Task details: Set down every record once more, exactly as given.

Data section:
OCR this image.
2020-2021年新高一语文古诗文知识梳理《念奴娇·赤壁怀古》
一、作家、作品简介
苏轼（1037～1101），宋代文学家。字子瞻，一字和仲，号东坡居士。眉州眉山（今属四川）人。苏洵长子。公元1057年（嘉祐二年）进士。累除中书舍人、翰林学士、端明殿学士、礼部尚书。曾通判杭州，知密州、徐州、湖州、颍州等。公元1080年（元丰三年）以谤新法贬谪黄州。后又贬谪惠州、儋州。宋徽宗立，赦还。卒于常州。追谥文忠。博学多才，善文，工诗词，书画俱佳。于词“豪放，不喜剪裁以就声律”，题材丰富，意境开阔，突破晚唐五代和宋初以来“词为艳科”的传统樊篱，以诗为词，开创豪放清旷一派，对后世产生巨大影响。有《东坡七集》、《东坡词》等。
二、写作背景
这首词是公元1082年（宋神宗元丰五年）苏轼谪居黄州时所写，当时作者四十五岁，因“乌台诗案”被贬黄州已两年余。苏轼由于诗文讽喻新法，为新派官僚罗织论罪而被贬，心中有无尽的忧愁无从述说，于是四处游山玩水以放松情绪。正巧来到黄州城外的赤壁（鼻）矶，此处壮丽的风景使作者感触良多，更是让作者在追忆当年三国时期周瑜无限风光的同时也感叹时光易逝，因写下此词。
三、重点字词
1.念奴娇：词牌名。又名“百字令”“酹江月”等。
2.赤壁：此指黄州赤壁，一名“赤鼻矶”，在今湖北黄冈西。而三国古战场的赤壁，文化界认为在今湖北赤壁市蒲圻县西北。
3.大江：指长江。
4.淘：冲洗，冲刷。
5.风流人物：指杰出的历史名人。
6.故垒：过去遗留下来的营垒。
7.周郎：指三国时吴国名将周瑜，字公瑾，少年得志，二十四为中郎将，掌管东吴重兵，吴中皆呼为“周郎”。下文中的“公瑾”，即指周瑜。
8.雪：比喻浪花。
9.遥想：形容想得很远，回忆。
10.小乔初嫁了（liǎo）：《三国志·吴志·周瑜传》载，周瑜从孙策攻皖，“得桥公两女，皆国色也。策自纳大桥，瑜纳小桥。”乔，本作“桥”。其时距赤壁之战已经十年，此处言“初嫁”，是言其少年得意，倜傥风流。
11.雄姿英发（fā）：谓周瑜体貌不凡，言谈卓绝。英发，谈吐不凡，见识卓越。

Solution:
OCR this image.
2020-2021年新高一语文古诗文知识梳理《念奴娇·赤壁怀古》
一、作家、作品简介
苏轼（1037～1101），宋代文学家。字子瞻，一字和仲，号东坡居士。眉州眉山（今属四川）人。苏洵长子。公元1057年（嘉祐二年）进士。累除中书舍人、翰林学士、端明殿学士、礼部尚书。曾通判杭州，知密州、徐州、湖州、颍州等。公元1080年（元丰三年）以谤新法贬谪黄州。后又贬谪惠州、儋州。宋徽宗立，赦还。卒于常州。追谥文忠。博学多才，善文，工诗词，书画俱佳。于词“豪放，不喜剪裁以就声律”，题材丰富，意境开阔，突破晚唐五代和宋初以来“词为艳科”的传统樊篱，以诗为词，开创豪放清旷一派，对后世产生巨大影响。有《东坡七集》、《东坡词》等。
二、写作背景
这首词是公元1082年（宋神宗元丰五年）苏轼谪居黄州时所写，当时作者四十五岁，因“乌台诗案”被贬黄州已两年余。苏轼由于诗文讽喻新法，为新派官僚罗织论罪而被贬，心中有无尽的忧愁无从述说，于是四处游山玩水以放松情绪。正巧来到黄州城外的赤壁（鼻）矶，此处壮丽的风景使作者感触良多，更是让作者在追忆当年三国时期周瑜无限风光的同时也感叹时光易逝，因写下此词。
三、重点字词
1.念奴娇：词牌名。又名“百字令”“酹江月”等。
2.赤壁：此指黄州赤壁，一名“赤鼻矶”，在今湖北黄冈西。而三国古战场的赤壁，文化界认为在今湖北赤壁市蒲圻县西北。
3.大江：指长江。
4.淘：冲洗，冲刷。
5.风流人物：指杰出的历史名人。
6.故垒：过去遗留下来的营垒。
7.周郎：指三国时吴国名将周瑜，字公瑾，少年得志，二十四为中郎将，掌管东吴重兵，吴中皆呼为“周郎”。下文中的“公瑾”，即指周瑜。
8.雪：比喻浪花。
9.遥想：形容想得很远，回忆。
10.小乔初嫁了（liǎo）：《三国志·吴志·周瑜传》载，周瑜从孙策攻皖，“得桥公两女，皆国色也。策自纳大桥，瑜纳小桥。”乔，本作“桥”。其时距赤壁之战已经十年，此处言“初嫁”，是言其少年得意，倜傥风流。
11.雄姿英发（fā）：谓周瑜体貌不凡，言谈卓绝。英发，谈吐不凡，见识卓越。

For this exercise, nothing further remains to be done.